# What is required
Look through the data below. Pick out the lines holding the string "this".
----
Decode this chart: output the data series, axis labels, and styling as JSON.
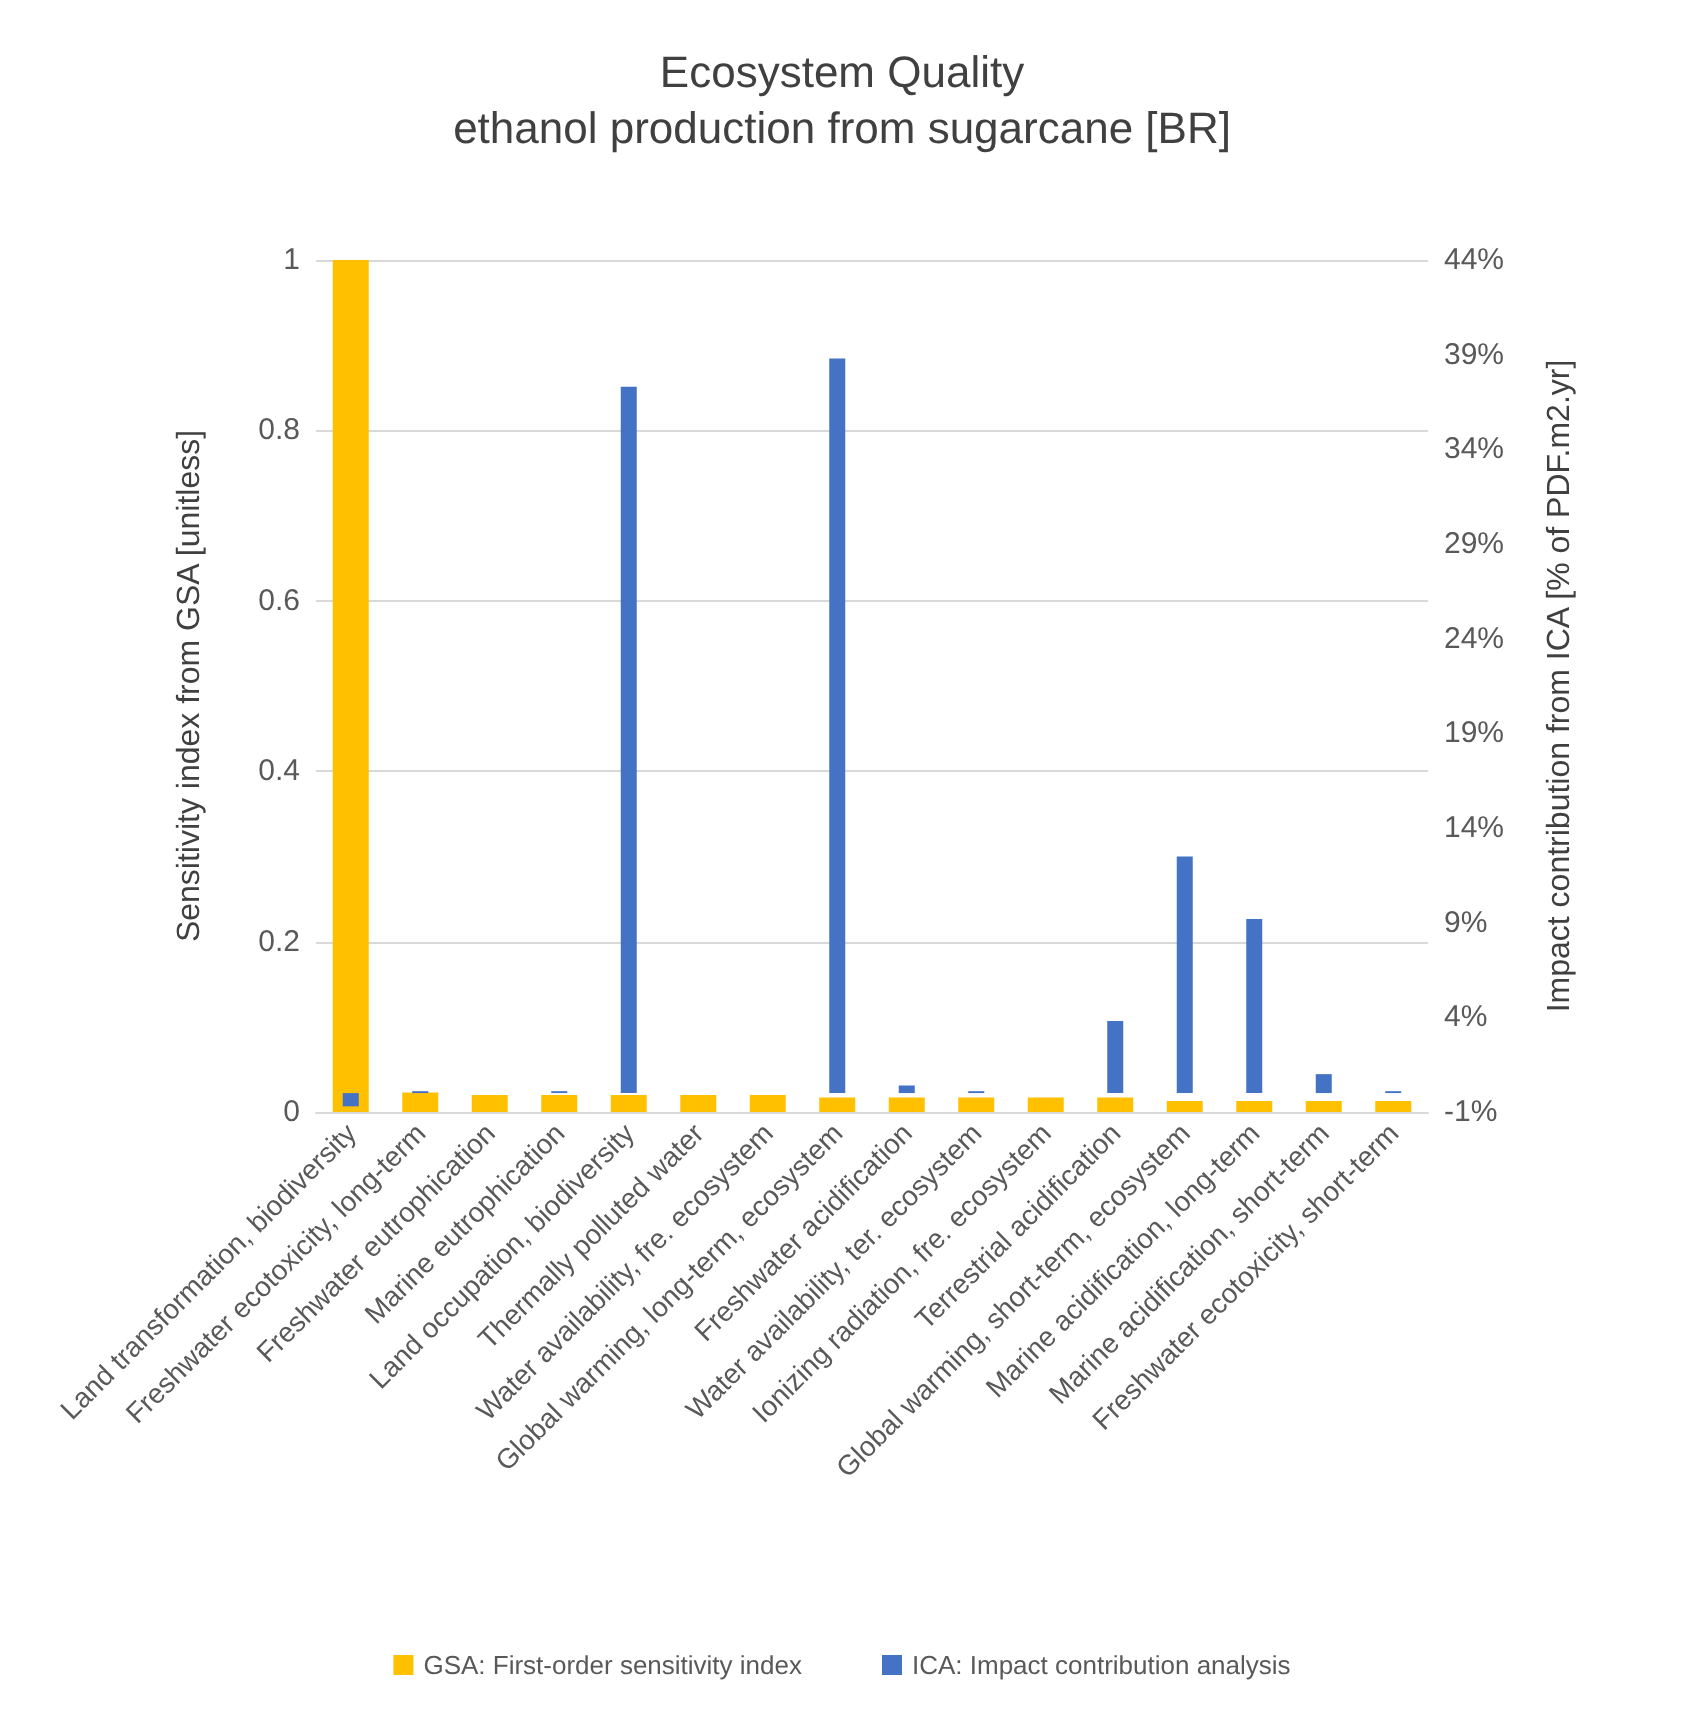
{
  "chart_data": {
    "type": "bar",
    "title": "Ecosystem Quality",
    "subtitle": "ethanol production from sugarcane [BR]",
    "ylabel": "Sensitivity index from GSA [unitless]",
    "y2label": "Impact contribution from ICA [% of PDF.m2.yr]",
    "categories": [
      "Land transformation, biodiversity",
      "Freshwater ecotoxicity, long-term",
      "Freshwater eutrophication",
      "Marine eutrophication",
      "Land occupation, biodiversity",
      "Thermally polluted water",
      "Water availability, fre. ecosystem",
      "Global warming, long-term, ecosystem",
      "Freshwater acidification",
      "Water availability, ter. ecosystem",
      "Ionizing radiation, fre. ecosystem",
      "Terrestrial acidification",
      "Global warming, short-term, ecosystem",
      "Marine acidification, long-term",
      "Marine acidification, short-term",
      "Freshwater ecotoxicity, short-term"
    ],
    "series": [
      {
        "name": "GSA: First-order sensitivity index",
        "color": "#ffc000",
        "values": [
          1.0,
          0.023,
          0.02,
          0.02,
          0.02,
          0.02,
          0.02,
          0.017,
          0.017,
          0.017,
          0.017,
          0.017,
          0.013,
          0.013,
          0.013,
          0.013
        ]
      },
      {
        "name": "ICA: Impact contribution analysis",
        "color": "#4472c4",
        "axis": "y2",
        "values": [
          -0.7,
          0.1,
          0.0,
          0.1,
          37.3,
          0.0,
          0.0,
          38.8,
          0.4,
          0.1,
          0.0,
          3.8,
          12.5,
          9.2,
          1.0,
          0.1
        ]
      }
    ],
    "ylim": [
      0,
      1
    ],
    "yticks": [
      0,
      0.2,
      0.4,
      0.6,
      0.8,
      1
    ],
    "y2lim": [
      -1,
      44
    ],
    "y2ticks": [
      {
        "value": -1,
        "label": "-1%"
      },
      {
        "value": 4,
        "label": "4%"
      },
      {
        "value": 9,
        "label": "9%"
      },
      {
        "value": 14,
        "label": "14%"
      },
      {
        "value": 19,
        "label": "19%"
      },
      {
        "value": 24,
        "label": "24%"
      },
      {
        "value": 29,
        "label": "29%"
      },
      {
        "value": 34,
        "label": "34%"
      },
      {
        "value": 39,
        "label": "39%"
      },
      {
        "value": 44,
        "label": "44%"
      }
    ],
    "grid": "y",
    "legend": "bottom"
  }
}
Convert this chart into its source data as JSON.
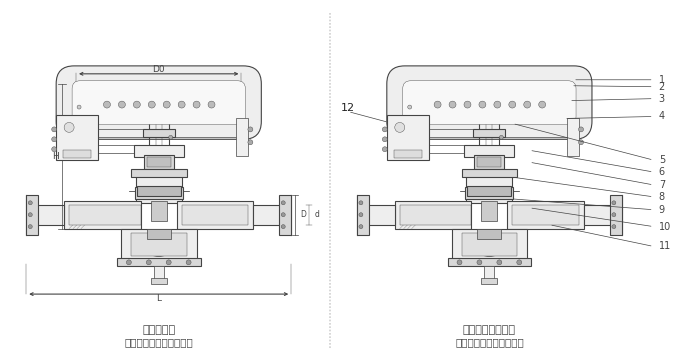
{
  "bg_color": "#ffffff",
  "line_color": "#444444",
  "dark_color": "#222222",
  "gray_fill": "#d8d8d8",
  "light_fill": "#eeeeee",
  "title1": "结构尺寸图",
  "title2": "衬氟气动薄膜调节隔膜阀",
  "title3": "结构零部件示意图",
  "title4": "衬氟气动薄膜调节隔膜阀",
  "label12": "12",
  "part_labels": [
    "1",
    "2",
    "3",
    "4",
    "5",
    "6",
    "7",
    "8",
    "9",
    "10",
    "11"
  ],
  "dim_D0": "D0",
  "dim_H": "H",
  "dim_D": "D",
  "dim_L": "L"
}
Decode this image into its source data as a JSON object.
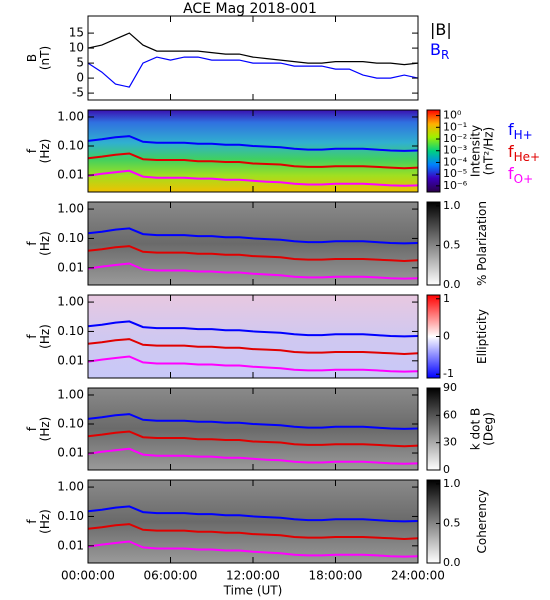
{
  "chart_data": [
    {
      "type": "line",
      "title": "ACE Mag 2018-001",
      "ylabel": [
        "B",
        "(nT)"
      ],
      "x": [
        0,
        1,
        2,
        3,
        4,
        5,
        6,
        7,
        8,
        9,
        10,
        11,
        12,
        13,
        14,
        15,
        16,
        17,
        18,
        19,
        20,
        21,
        22,
        23,
        24
      ],
      "xlim": [
        0,
        24
      ],
      "ylim": [
        -7.3,
        20.7
      ],
      "yticks": [
        -5,
        0,
        5,
        10,
        15
      ],
      "legend": true,
      "series": [
        {
          "name": "|B|",
          "color": "#000000",
          "values": [
            10,
            11,
            13,
            15,
            11,
            9,
            9,
            9,
            9,
            8.5,
            8,
            8,
            7,
            6.5,
            6,
            5.5,
            5,
            5,
            5.5,
            5.5,
            5.5,
            5,
            5,
            4.5,
            5
          ]
        },
        {
          "name": "B",
          "subscript": "R",
          "color": "#0000ff",
          "values": [
            5,
            2,
            -2,
            -3,
            5,
            7,
            6,
            7,
            7,
            6,
            6,
            6,
            5,
            5,
            5,
            4,
            4,
            4,
            3,
            3,
            1,
            0,
            0,
            1,
            0
          ]
        }
      ]
    },
    {
      "type": "spectrogram",
      "ylabel": [
        "f",
        "(Hz)"
      ],
      "ylog": true,
      "colormap": "rainbow",
      "x": [
        0,
        1,
        2,
        3,
        4,
        5,
        6,
        7,
        8,
        9,
        10,
        11,
        12,
        13,
        14,
        15,
        16,
        17,
        18,
        19,
        20,
        21,
        22,
        23,
        24
      ],
      "xlim": [
        0,
        24
      ],
      "ylim": [
        0.0026,
        1.74
      ],
      "yticks": [
        {
          "value": 0.01,
          "label": "0.01"
        },
        {
          "value": 0.1,
          "label": "0.10"
        },
        {
          "value": 1,
          "label": "1.00"
        }
      ],
      "clabel": [
        "Intensity",
        "(nT²/Hz)"
      ],
      "clog": true,
      "clim": [
        3e-07,
        3
      ],
      "cticks": [
        {
          "value": 1,
          "label": "10⁰"
        },
        {
          "value": 0.1,
          "label": "10⁻¹"
        },
        {
          "value": 0.01,
          "label": "10⁻²"
        },
        {
          "value": 0.001,
          "label": "10⁻³"
        },
        {
          "value": 0.0001,
          "label": "10⁻⁴"
        },
        {
          "value": 1e-05,
          "label": "10⁻⁵"
        },
        {
          "value": 1e-06,
          "label": "10⁻⁶"
        }
      ],
      "legend": true,
      "series": [
        {
          "name": "f",
          "subscript": "H+",
          "color": "#0000ff",
          "values": [
            0.15,
            0.17,
            0.2,
            0.22,
            0.14,
            0.13,
            0.13,
            0.13,
            0.12,
            0.12,
            0.11,
            0.11,
            0.1,
            0.095,
            0.09,
            0.08,
            0.075,
            0.075,
            0.08,
            0.08,
            0.08,
            0.075,
            0.07,
            0.068,
            0.07
          ]
        },
        {
          "name": "f",
          "subscript": "He+",
          "color": "#e00000",
          "values": [
            0.038,
            0.043,
            0.05,
            0.055,
            0.035,
            0.033,
            0.033,
            0.033,
            0.03,
            0.03,
            0.028,
            0.028,
            0.025,
            0.024,
            0.023,
            0.02,
            0.019,
            0.019,
            0.02,
            0.02,
            0.02,
            0.019,
            0.018,
            0.017,
            0.018
          ]
        },
        {
          "name": "f",
          "subscript": "O+",
          "color": "#ff00ff",
          "values": [
            0.0094,
            0.011,
            0.0125,
            0.014,
            0.0088,
            0.0081,
            0.0081,
            0.0081,
            0.0075,
            0.0075,
            0.0069,
            0.0069,
            0.0063,
            0.0059,
            0.0056,
            0.005,
            0.0047,
            0.0047,
            0.005,
            0.005,
            0.005,
            0.0047,
            0.0044,
            0.0043,
            0.0044
          ]
        }
      ]
    },
    {
      "type": "spectrogram",
      "ylabel": [
        "f",
        "(Hz)"
      ],
      "ylog": true,
      "colormap": "gray",
      "x": [
        0,
        1,
        2,
        3,
        4,
        5,
        6,
        7,
        8,
        9,
        10,
        11,
        12,
        13,
        14,
        15,
        16,
        17,
        18,
        19,
        20,
        21,
        22,
        23,
        24
      ],
      "xlim": [
        0,
        24
      ],
      "ylim": [
        0.0026,
        1.74
      ],
      "yticks": [
        {
          "value": 0.01,
          "label": "0.01"
        },
        {
          "value": 0.1,
          "label": "0.10"
        },
        {
          "value": 1,
          "label": "1.00"
        }
      ],
      "clabel": [
        "% Polarization"
      ],
      "clim": [
        0,
        1.05
      ],
      "cticks": [
        {
          "value": 0,
          "label": "0.0"
        },
        0.5,
        {
          "value": 1,
          "label": "1.0"
        }
      ],
      "series": [
        {
          "color": "#0000ff",
          "values": [
            0.15,
            0.17,
            0.2,
            0.22,
            0.14,
            0.13,
            0.13,
            0.13,
            0.12,
            0.12,
            0.11,
            0.11,
            0.1,
            0.095,
            0.09,
            0.08,
            0.075,
            0.075,
            0.08,
            0.08,
            0.08,
            0.075,
            0.07,
            0.068,
            0.07
          ]
        },
        {
          "color": "#e00000",
          "values": [
            0.038,
            0.043,
            0.05,
            0.055,
            0.035,
            0.033,
            0.033,
            0.033,
            0.03,
            0.03,
            0.028,
            0.028,
            0.025,
            0.024,
            0.023,
            0.02,
            0.019,
            0.019,
            0.02,
            0.02,
            0.02,
            0.019,
            0.018,
            0.017,
            0.018
          ]
        },
        {
          "color": "#ff00ff",
          "values": [
            0.0094,
            0.011,
            0.0125,
            0.014,
            0.0088,
            0.0081,
            0.0081,
            0.0081,
            0.0075,
            0.0075,
            0.0069,
            0.0069,
            0.0063,
            0.0059,
            0.0056,
            0.005,
            0.0047,
            0.0047,
            0.005,
            0.005,
            0.005,
            0.0047,
            0.0044,
            0.0043,
            0.0044
          ]
        }
      ]
    },
    {
      "type": "spectrogram",
      "ylabel": [
        "f",
        "(Hz)"
      ],
      "ylog": true,
      "colormap": "bwr",
      "x": [
        0,
        1,
        2,
        3,
        4,
        5,
        6,
        7,
        8,
        9,
        10,
        11,
        12,
        13,
        14,
        15,
        16,
        17,
        18,
        19,
        20,
        21,
        22,
        23,
        24
      ],
      "xlim": [
        0,
        24
      ],
      "ylim": [
        0.0026,
        1.74
      ],
      "yticks": [
        {
          "value": 0.01,
          "label": "0.01"
        },
        {
          "value": 0.1,
          "label": "0.10"
        },
        {
          "value": 1,
          "label": "1.00"
        }
      ],
      "clabel": [
        "Ellipticity"
      ],
      "clim": [
        -1.1,
        1.1
      ],
      "cticks": [
        -1,
        0,
        1
      ],
      "series": [
        {
          "color": "#0000ff",
          "values": [
            0.15,
            0.17,
            0.2,
            0.22,
            0.14,
            0.13,
            0.13,
            0.13,
            0.12,
            0.12,
            0.11,
            0.11,
            0.1,
            0.095,
            0.09,
            0.08,
            0.075,
            0.075,
            0.08,
            0.08,
            0.08,
            0.075,
            0.07,
            0.068,
            0.07
          ]
        },
        {
          "color": "#e00000",
          "values": [
            0.038,
            0.043,
            0.05,
            0.055,
            0.035,
            0.033,
            0.033,
            0.033,
            0.03,
            0.03,
            0.028,
            0.028,
            0.025,
            0.024,
            0.023,
            0.02,
            0.019,
            0.019,
            0.02,
            0.02,
            0.02,
            0.019,
            0.018,
            0.017,
            0.018
          ]
        },
        {
          "color": "#ff00ff",
          "values": [
            0.0094,
            0.011,
            0.0125,
            0.014,
            0.0088,
            0.0081,
            0.0081,
            0.0081,
            0.0075,
            0.0075,
            0.0069,
            0.0069,
            0.0063,
            0.0059,
            0.0056,
            0.005,
            0.0047,
            0.0047,
            0.005,
            0.005,
            0.005,
            0.0047,
            0.0044,
            0.0043,
            0.0044
          ]
        }
      ]
    },
    {
      "type": "spectrogram",
      "ylabel": [
        "f",
        "(Hz)"
      ],
      "ylog": true,
      "colormap": "gray",
      "x": [
        0,
        1,
        2,
        3,
        4,
        5,
        6,
        7,
        8,
        9,
        10,
        11,
        12,
        13,
        14,
        15,
        16,
        17,
        18,
        19,
        20,
        21,
        22,
        23,
        24
      ],
      "xlim": [
        0,
        24
      ],
      "ylim": [
        0.0026,
        1.74
      ],
      "yticks": [
        {
          "value": 0.01,
          "label": "0.01"
        },
        {
          "value": 0.1,
          "label": "0.10"
        },
        {
          "value": 1,
          "label": "1.00"
        }
      ],
      "clabel": [
        "k dot B",
        "(Deg)"
      ],
      "clim": [
        0,
        90
      ],
      "cticks": [
        0,
        30,
        60,
        90
      ],
      "series": [
        {
          "color": "#0000ff",
          "values": [
            0.15,
            0.17,
            0.2,
            0.22,
            0.14,
            0.13,
            0.13,
            0.13,
            0.12,
            0.12,
            0.11,
            0.11,
            0.1,
            0.095,
            0.09,
            0.08,
            0.075,
            0.075,
            0.08,
            0.08,
            0.08,
            0.075,
            0.07,
            0.068,
            0.07
          ]
        },
        {
          "color": "#e00000",
          "values": [
            0.038,
            0.043,
            0.05,
            0.055,
            0.035,
            0.033,
            0.033,
            0.033,
            0.03,
            0.03,
            0.028,
            0.028,
            0.025,
            0.024,
            0.023,
            0.02,
            0.019,
            0.019,
            0.02,
            0.02,
            0.02,
            0.019,
            0.018,
            0.017,
            0.018
          ]
        },
        {
          "color": "#ff00ff",
          "values": [
            0.0094,
            0.011,
            0.0125,
            0.014,
            0.0088,
            0.0081,
            0.0081,
            0.0081,
            0.0075,
            0.0075,
            0.0069,
            0.0069,
            0.0063,
            0.0059,
            0.0056,
            0.005,
            0.0047,
            0.0047,
            0.005,
            0.005,
            0.005,
            0.0047,
            0.0044,
            0.0043,
            0.0044
          ]
        }
      ]
    },
    {
      "type": "spectrogram",
      "ylabel": [
        "f",
        "(Hz)"
      ],
      "ylog": true,
      "colormap": "gray",
      "x": [
        0,
        1,
        2,
        3,
        4,
        5,
        6,
        7,
        8,
        9,
        10,
        11,
        12,
        13,
        14,
        15,
        16,
        17,
        18,
        19,
        20,
        21,
        22,
        23,
        24
      ],
      "xlim": [
        0,
        24
      ],
      "ylim": [
        0.0026,
        1.74
      ],
      "yticks": [
        {
          "value": 0.01,
          "label": "0.01"
        },
        {
          "value": 0.1,
          "label": "0.10"
        },
        {
          "value": 1,
          "label": "1.00"
        }
      ],
      "clabel": [
        "Coherency"
      ],
      "clim": [
        0,
        1.05
      ],
      "cticks": [
        {
          "value": 0,
          "label": "0.0"
        },
        0.5,
        {
          "value": 1,
          "label": "1.0"
        }
      ],
      "xlabel": "Time (UT)",
      "xticks": [
        {
          "value": 0,
          "label": "00:00:00"
        },
        {
          "value": 6,
          "label": "06:00:00"
        },
        {
          "value": 12,
          "label": "12:00:00"
        },
        {
          "value": 18,
          "label": "18:00:00"
        },
        {
          "value": 24,
          "label": "24:00:00"
        }
      ],
      "series": [
        {
          "color": "#0000ff",
          "values": [
            0.15,
            0.17,
            0.2,
            0.22,
            0.14,
            0.13,
            0.13,
            0.13,
            0.12,
            0.12,
            0.11,
            0.11,
            0.1,
            0.095,
            0.09,
            0.08,
            0.075,
            0.075,
            0.08,
            0.08,
            0.08,
            0.075,
            0.07,
            0.068,
            0.07
          ]
        },
        {
          "color": "#e00000",
          "values": [
            0.038,
            0.043,
            0.05,
            0.055,
            0.035,
            0.033,
            0.033,
            0.033,
            0.03,
            0.03,
            0.028,
            0.028,
            0.025,
            0.024,
            0.023,
            0.02,
            0.019,
            0.019,
            0.02,
            0.02,
            0.02,
            0.019,
            0.018,
            0.017,
            0.018
          ]
        },
        {
          "color": "#ff00ff",
          "values": [
            0.0094,
            0.011,
            0.0125,
            0.014,
            0.0088,
            0.0081,
            0.0081,
            0.0081,
            0.0075,
            0.0075,
            0.0069,
            0.0069,
            0.0063,
            0.0059,
            0.0056,
            0.005,
            0.0047,
            0.0047,
            0.005,
            0.005,
            0.005,
            0.0047,
            0.0044,
            0.0043,
            0.0044
          ]
        }
      ]
    }
  ]
}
----
# Expected output
Decode this chart: output the data series, axis labels, and styling as JSON.
Convert this chart into its source data as JSON.
Decode this image into its source data as a JSON object.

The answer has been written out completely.